--- PROBLEM DESCRIPTION ---
Repeat the data word for word. Do not include the pictures.

--- MATERIAL FOR THIS EXERCISE ---
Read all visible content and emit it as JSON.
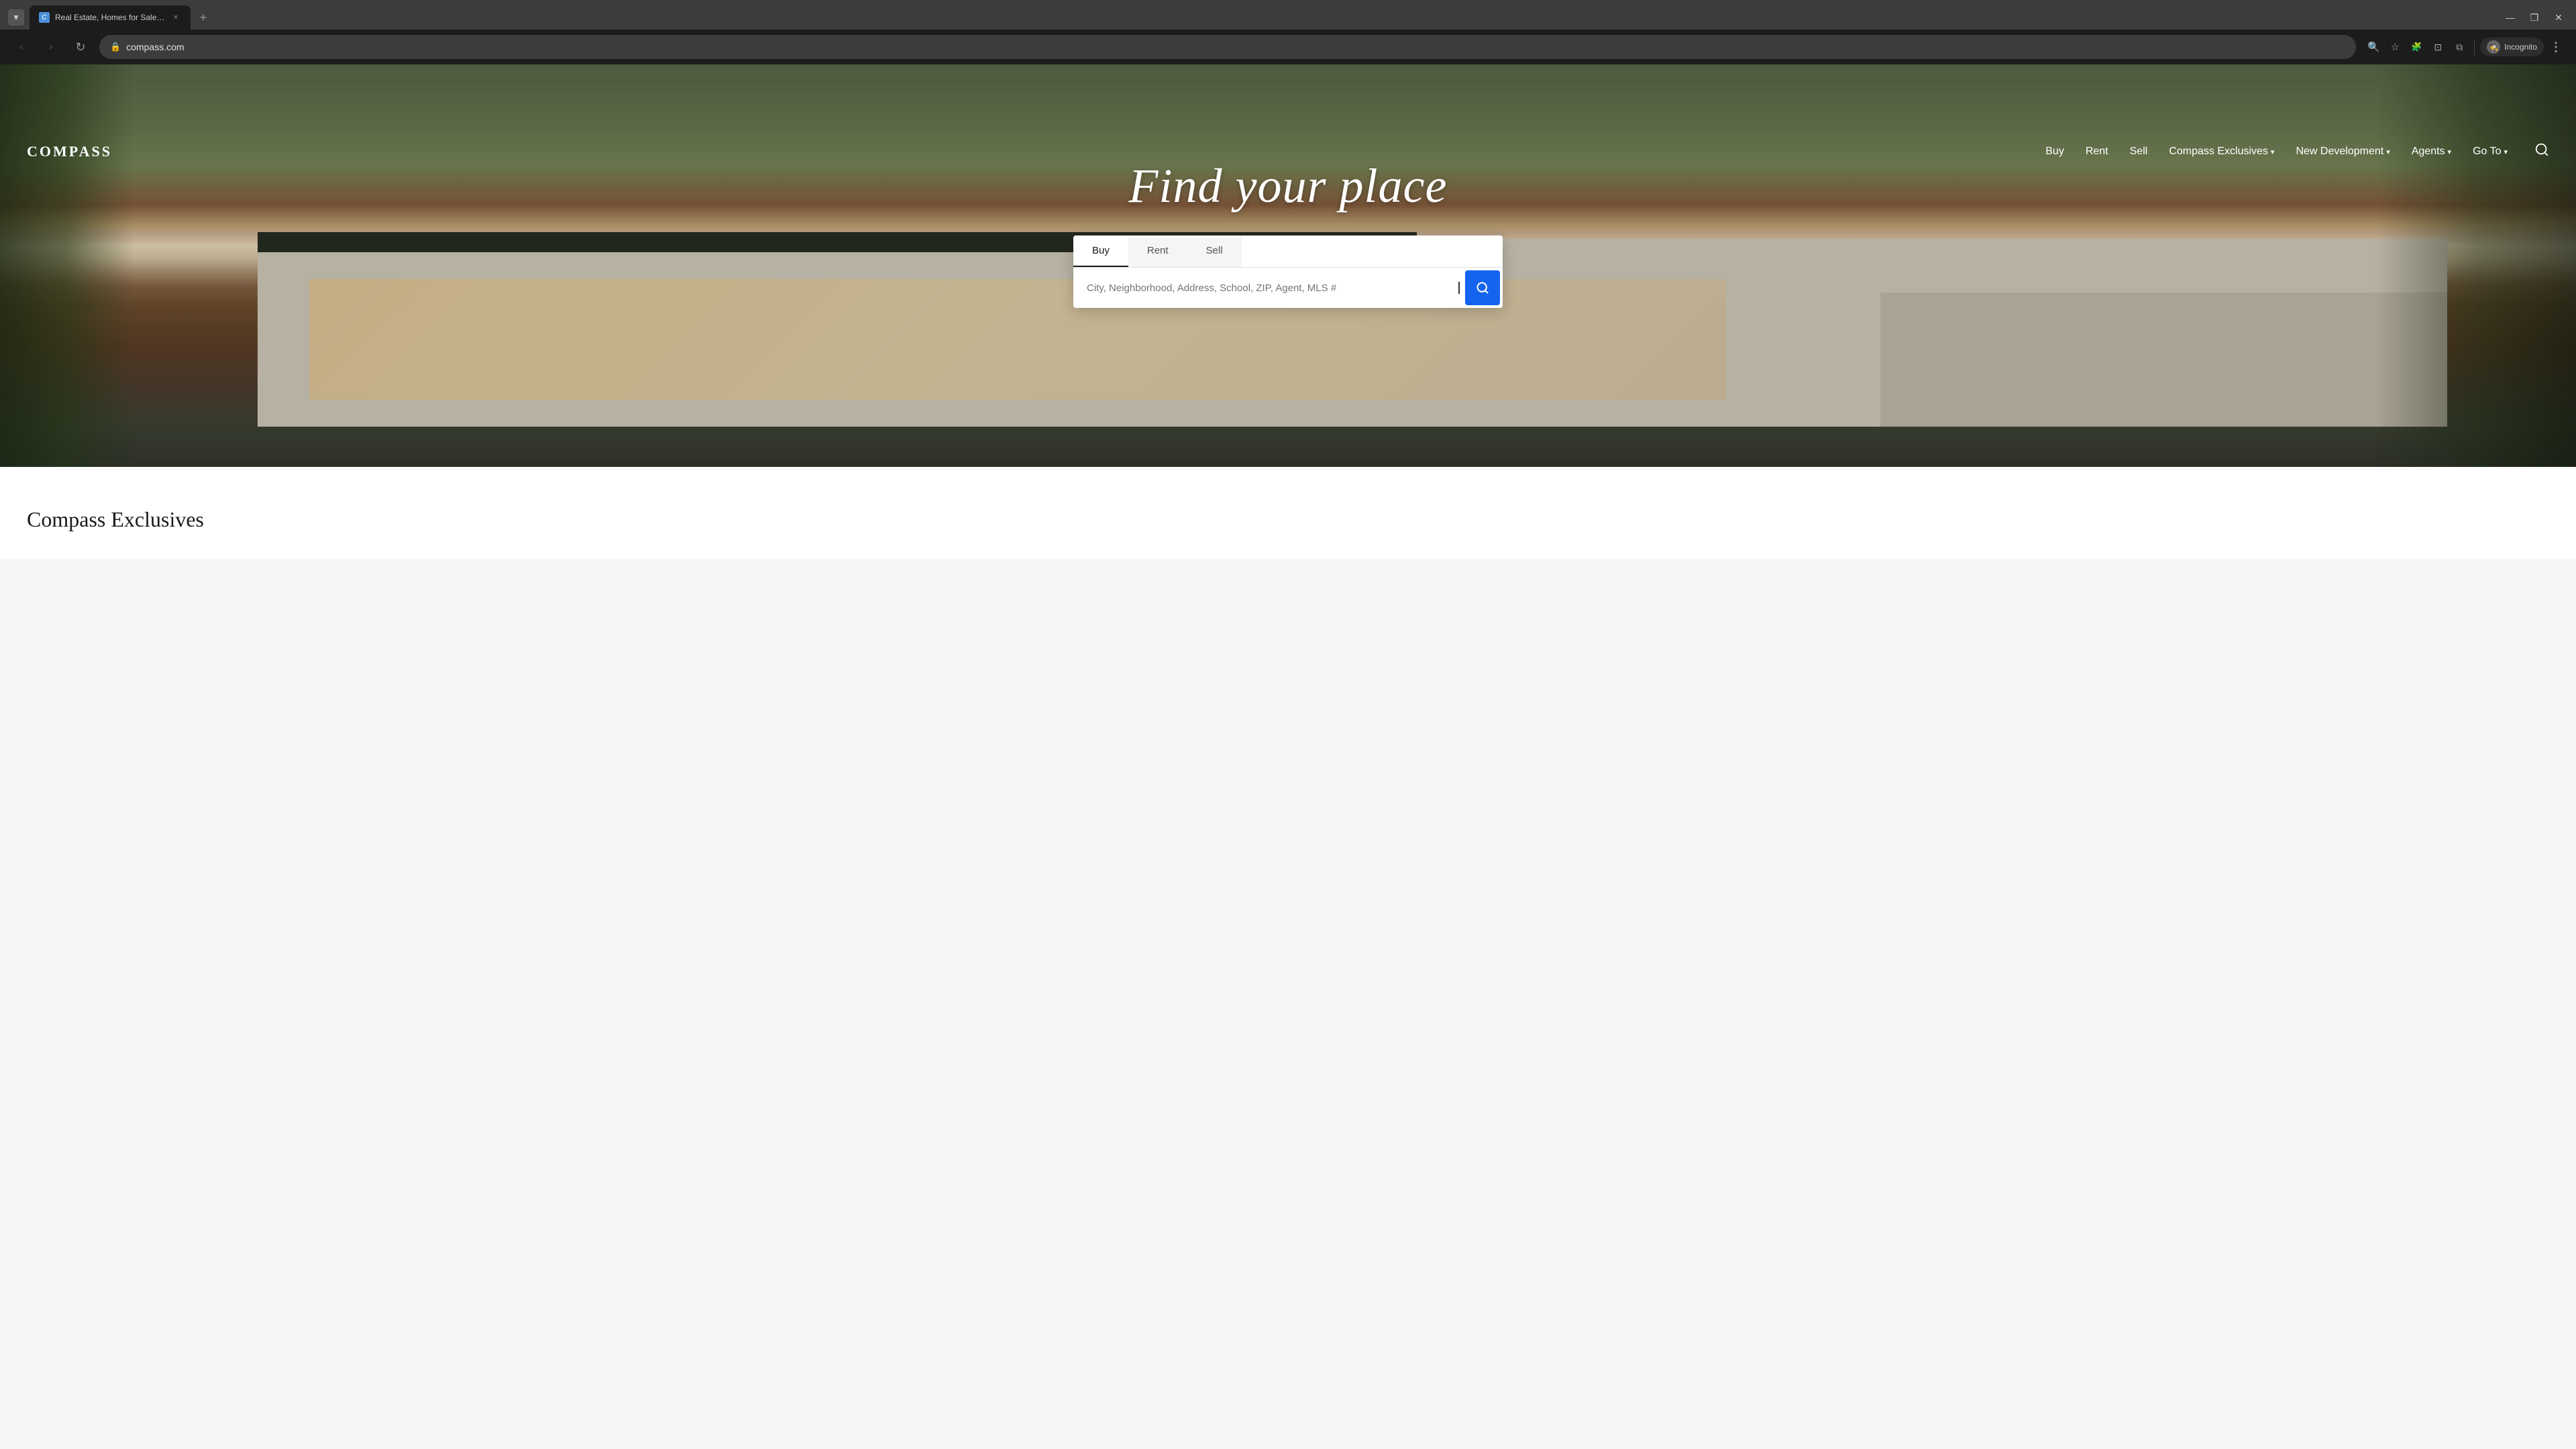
{
  "browser": {
    "tab": {
      "favicon_label": "C",
      "title": "Real Estate, Homes for Sale & A",
      "close": "×"
    },
    "tab_new": "+",
    "window_controls": {
      "minimize": "—",
      "restore": "❐",
      "close": "✕"
    },
    "nav": {
      "back": "‹",
      "forward": "›",
      "refresh": "↻",
      "url": "compass.com"
    },
    "address_actions": {
      "search": "🔍",
      "star": "☆",
      "extensions": "🧩",
      "profile": "⊡"
    },
    "incognito": {
      "icon": "🕵",
      "label": "Incognito"
    },
    "more": "⋮"
  },
  "site": {
    "logo": "COMPASS",
    "nav": {
      "buy": "Buy",
      "rent": "Rent",
      "sell": "Sell",
      "compass_exclusives": "Compass Exclusives",
      "new_development": "New Development",
      "agents": "Agents",
      "go_to": "Go To"
    },
    "hero": {
      "title": "Find your place",
      "search_tabs": [
        "Buy",
        "Rent",
        "Sell"
      ],
      "active_tab": "Buy",
      "search_placeholder": "City, Neighborhood, Address, School, ZIP, Agent, MLS #",
      "search_button_icon": "🔍"
    },
    "below_hero": {
      "section_title": "Compass Exclusives"
    }
  }
}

--- ANSWER TO THE PROBLEM ---
Read all visible content and emit it as JSON.
{
  "browser": {
    "tab": {
      "favicon_label": "C",
      "title": "Real Estate, Homes for Sale & A",
      "close": "×"
    },
    "tab_new": "+",
    "window_controls": {
      "minimize": "—",
      "restore": "❐",
      "close": "✕"
    },
    "nav": {
      "back": "‹",
      "forward": "›",
      "refresh": "↻",
      "url": "compass.com"
    },
    "address_actions": {
      "search": "🔍",
      "star": "☆",
      "extensions": "🧩",
      "profile": "⊡"
    },
    "incognito": {
      "icon": "🕵",
      "label": "Incognito"
    },
    "more": "⋮"
  },
  "site": {
    "logo": "COMPASS",
    "nav": {
      "buy": "Buy",
      "rent": "Rent",
      "sell": "Sell",
      "compass_exclusives": "Compass Exclusives",
      "new_development": "New Development",
      "agents": "Agents",
      "go_to": "Go To"
    },
    "hero": {
      "title": "Find your place",
      "search_tabs": [
        "Buy",
        "Rent",
        "Sell"
      ],
      "active_tab": "Buy",
      "search_placeholder": "City, Neighborhood, Address, School, ZIP, Agent, MLS #",
      "search_button_icon": "🔍"
    },
    "below_hero": {
      "section_title": "Compass Exclusives"
    }
  }
}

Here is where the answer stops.